> _LISTED ENTRIES_
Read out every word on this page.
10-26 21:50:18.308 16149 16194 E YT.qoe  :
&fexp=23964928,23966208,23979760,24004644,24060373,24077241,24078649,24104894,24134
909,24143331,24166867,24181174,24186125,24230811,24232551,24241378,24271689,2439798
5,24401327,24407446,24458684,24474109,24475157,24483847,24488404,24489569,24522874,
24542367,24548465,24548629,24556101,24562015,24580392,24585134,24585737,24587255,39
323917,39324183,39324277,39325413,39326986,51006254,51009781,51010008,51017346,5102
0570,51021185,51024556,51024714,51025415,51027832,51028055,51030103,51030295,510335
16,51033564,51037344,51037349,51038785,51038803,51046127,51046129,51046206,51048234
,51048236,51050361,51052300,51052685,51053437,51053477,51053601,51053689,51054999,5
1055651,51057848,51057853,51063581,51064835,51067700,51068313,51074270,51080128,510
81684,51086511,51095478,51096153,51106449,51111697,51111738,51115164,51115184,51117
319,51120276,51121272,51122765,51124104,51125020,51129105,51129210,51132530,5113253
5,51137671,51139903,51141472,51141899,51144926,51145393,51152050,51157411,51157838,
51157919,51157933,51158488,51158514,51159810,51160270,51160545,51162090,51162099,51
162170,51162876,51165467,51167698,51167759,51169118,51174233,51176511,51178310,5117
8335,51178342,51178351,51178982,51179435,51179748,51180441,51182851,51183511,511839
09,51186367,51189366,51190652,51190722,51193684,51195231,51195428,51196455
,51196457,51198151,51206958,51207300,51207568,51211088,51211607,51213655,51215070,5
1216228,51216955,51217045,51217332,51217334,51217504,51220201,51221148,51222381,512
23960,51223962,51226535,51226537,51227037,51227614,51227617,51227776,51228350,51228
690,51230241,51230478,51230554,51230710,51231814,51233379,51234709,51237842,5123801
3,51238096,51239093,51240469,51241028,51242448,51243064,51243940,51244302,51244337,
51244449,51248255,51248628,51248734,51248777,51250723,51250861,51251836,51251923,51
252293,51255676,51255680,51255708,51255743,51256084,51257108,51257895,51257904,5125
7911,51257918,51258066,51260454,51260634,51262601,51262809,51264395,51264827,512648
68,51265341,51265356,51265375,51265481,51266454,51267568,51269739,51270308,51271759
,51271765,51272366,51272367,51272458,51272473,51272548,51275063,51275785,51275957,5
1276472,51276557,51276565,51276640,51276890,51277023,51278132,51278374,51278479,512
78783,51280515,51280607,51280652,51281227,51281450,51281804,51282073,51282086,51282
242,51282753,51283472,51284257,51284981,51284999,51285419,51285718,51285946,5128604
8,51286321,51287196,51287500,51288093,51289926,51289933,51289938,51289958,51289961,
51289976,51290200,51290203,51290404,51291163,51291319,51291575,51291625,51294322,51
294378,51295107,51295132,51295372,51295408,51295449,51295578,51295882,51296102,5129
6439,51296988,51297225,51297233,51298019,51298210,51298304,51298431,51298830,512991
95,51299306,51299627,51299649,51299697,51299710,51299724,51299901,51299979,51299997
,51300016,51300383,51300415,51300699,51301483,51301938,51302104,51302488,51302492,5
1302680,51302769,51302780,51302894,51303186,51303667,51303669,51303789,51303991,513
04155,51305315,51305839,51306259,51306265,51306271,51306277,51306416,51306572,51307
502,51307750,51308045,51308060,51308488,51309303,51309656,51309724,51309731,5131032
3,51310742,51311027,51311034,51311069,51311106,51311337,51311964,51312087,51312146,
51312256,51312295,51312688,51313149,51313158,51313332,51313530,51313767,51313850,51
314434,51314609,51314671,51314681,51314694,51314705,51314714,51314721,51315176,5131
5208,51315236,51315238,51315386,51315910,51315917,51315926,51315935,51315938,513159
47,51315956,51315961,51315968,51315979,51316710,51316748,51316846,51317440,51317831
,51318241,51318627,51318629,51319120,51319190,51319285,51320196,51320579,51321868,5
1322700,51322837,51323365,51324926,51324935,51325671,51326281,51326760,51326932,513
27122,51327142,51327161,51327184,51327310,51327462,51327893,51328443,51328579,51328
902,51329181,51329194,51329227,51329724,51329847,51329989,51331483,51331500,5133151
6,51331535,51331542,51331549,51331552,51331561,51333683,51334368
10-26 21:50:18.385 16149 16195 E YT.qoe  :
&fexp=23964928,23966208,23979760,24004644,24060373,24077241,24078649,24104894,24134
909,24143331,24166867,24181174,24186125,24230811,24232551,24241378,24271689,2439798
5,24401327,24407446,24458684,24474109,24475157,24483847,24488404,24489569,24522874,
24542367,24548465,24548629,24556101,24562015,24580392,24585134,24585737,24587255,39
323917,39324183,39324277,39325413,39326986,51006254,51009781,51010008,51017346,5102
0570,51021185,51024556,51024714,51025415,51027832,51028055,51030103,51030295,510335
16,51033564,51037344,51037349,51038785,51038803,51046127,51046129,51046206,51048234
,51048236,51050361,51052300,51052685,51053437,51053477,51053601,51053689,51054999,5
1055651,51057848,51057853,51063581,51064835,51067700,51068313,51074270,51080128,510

* * *

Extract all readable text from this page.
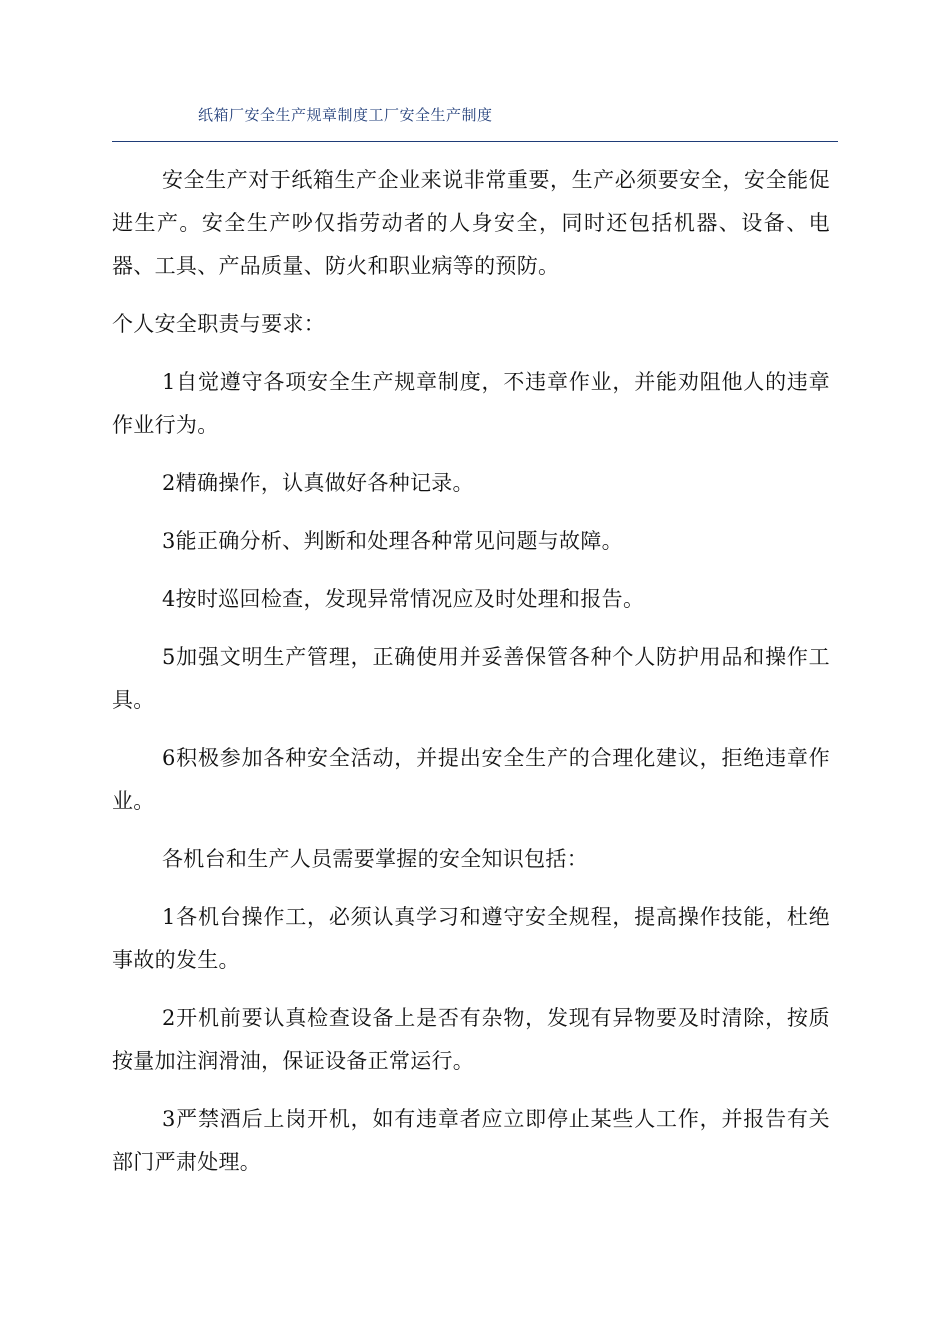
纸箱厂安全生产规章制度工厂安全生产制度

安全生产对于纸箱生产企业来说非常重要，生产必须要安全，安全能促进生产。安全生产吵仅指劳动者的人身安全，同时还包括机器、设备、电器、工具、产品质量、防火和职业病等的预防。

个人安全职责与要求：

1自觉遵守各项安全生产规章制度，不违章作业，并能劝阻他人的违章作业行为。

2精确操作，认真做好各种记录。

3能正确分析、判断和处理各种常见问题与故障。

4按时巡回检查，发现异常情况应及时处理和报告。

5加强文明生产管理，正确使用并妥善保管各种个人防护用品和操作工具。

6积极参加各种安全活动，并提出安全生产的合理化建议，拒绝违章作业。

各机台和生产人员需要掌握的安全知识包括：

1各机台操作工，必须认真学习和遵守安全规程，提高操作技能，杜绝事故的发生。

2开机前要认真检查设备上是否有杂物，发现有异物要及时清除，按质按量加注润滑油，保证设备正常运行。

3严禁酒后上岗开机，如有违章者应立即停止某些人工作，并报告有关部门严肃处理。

> _WRITTEN INSTRUCTION_
Check each line above for the word "this" and copy the ones that have it.

> _ANSWER TO THE PROBLEM_
Read out every word on this page.
Extract all readable text from this page.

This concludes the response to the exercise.